▶ **Stored records**:
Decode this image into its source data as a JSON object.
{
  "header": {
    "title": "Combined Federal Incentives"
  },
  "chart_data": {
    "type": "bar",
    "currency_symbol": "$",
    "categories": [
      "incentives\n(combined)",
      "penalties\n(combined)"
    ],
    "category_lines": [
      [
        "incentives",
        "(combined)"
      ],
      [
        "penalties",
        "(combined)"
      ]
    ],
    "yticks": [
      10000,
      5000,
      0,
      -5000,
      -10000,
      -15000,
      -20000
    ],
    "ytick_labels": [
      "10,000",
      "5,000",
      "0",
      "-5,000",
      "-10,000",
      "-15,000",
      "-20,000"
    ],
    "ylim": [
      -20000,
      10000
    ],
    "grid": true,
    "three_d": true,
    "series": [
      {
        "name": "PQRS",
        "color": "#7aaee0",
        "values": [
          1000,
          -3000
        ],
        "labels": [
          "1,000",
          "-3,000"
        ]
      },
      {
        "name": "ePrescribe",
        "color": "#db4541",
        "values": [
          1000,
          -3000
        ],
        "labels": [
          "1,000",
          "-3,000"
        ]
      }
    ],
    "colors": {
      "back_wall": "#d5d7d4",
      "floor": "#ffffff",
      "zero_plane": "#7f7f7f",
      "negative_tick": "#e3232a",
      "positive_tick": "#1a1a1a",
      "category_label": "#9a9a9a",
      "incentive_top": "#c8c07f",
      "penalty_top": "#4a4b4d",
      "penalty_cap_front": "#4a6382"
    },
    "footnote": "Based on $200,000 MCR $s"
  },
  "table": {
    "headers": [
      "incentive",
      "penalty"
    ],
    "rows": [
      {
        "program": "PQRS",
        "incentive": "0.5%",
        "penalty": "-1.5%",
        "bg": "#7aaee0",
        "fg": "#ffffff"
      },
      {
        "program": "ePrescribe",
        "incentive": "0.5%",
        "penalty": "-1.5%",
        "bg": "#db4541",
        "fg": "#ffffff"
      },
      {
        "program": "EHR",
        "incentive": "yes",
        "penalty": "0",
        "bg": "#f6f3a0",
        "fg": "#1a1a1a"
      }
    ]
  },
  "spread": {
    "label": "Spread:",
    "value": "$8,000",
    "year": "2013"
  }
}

▶ **Exercise description**: Restate all of the entries exactly, please.

▶ **Final result**:
Decode this image into its source data as a JSON object.
{
  "header": {
    "title": "Combined Federal Incentives"
  },
  "chart_data": {
    "type": "bar",
    "currency_symbol": "$",
    "categories": [
      "incentives\n(combined)",
      "penalties\n(combined)"
    ],
    "category_lines": [
      [
        "incentives",
        "(combined)"
      ],
      [
        "penalties",
        "(combined)"
      ]
    ],
    "yticks": [
      10000,
      5000,
      0,
      -5000,
      -10000,
      -15000,
      -20000
    ],
    "ytick_labels": [
      "10,000",
      "5,000",
      "0",
      "-5,000",
      "-10,000",
      "-15,000",
      "-20,000"
    ],
    "ylim": [
      -20000,
      10000
    ],
    "grid": true,
    "three_d": true,
    "series": [
      {
        "name": "PQRS",
        "color": "#7aaee0",
        "values": [
          1000,
          -3000
        ],
        "labels": [
          "1,000",
          "-3,000"
        ]
      },
      {
        "name": "ePrescribe",
        "color": "#db4541",
        "values": [
          1000,
          -3000
        ],
        "labels": [
          "1,000",
          "-3,000"
        ]
      }
    ],
    "colors": {
      "back_wall": "#d5d7d4",
      "floor": "#ffffff",
      "zero_plane": "#7f7f7f",
      "negative_tick": "#e3232a",
      "positive_tick": "#1a1a1a",
      "category_label": "#9a9a9a",
      "incentive_top": "#c8c07f",
      "penalty_top": "#4a4b4d",
      "penalty_cap_front": "#4a6382"
    },
    "footnote": "Based on $200,000 MCR $s"
  },
  "table": {
    "headers": [
      "incentive",
      "penalty"
    ],
    "rows": [
      {
        "program": "PQRS",
        "incentive": "0.5%",
        "penalty": "-1.5%",
        "bg": "#7aaee0",
        "fg": "#ffffff"
      },
      {
        "program": "ePrescribe",
        "incentive": "0.5%",
        "penalty": "-1.5%",
        "bg": "#db4541",
        "fg": "#ffffff"
      },
      {
        "program": "EHR",
        "incentive": "yes",
        "penalty": "0",
        "bg": "#f6f3a0",
        "fg": "#1a1a1a"
      }
    ]
  },
  "spread": {
    "label": "Spread:",
    "value": "$8,000",
    "year": "2013"
  }
}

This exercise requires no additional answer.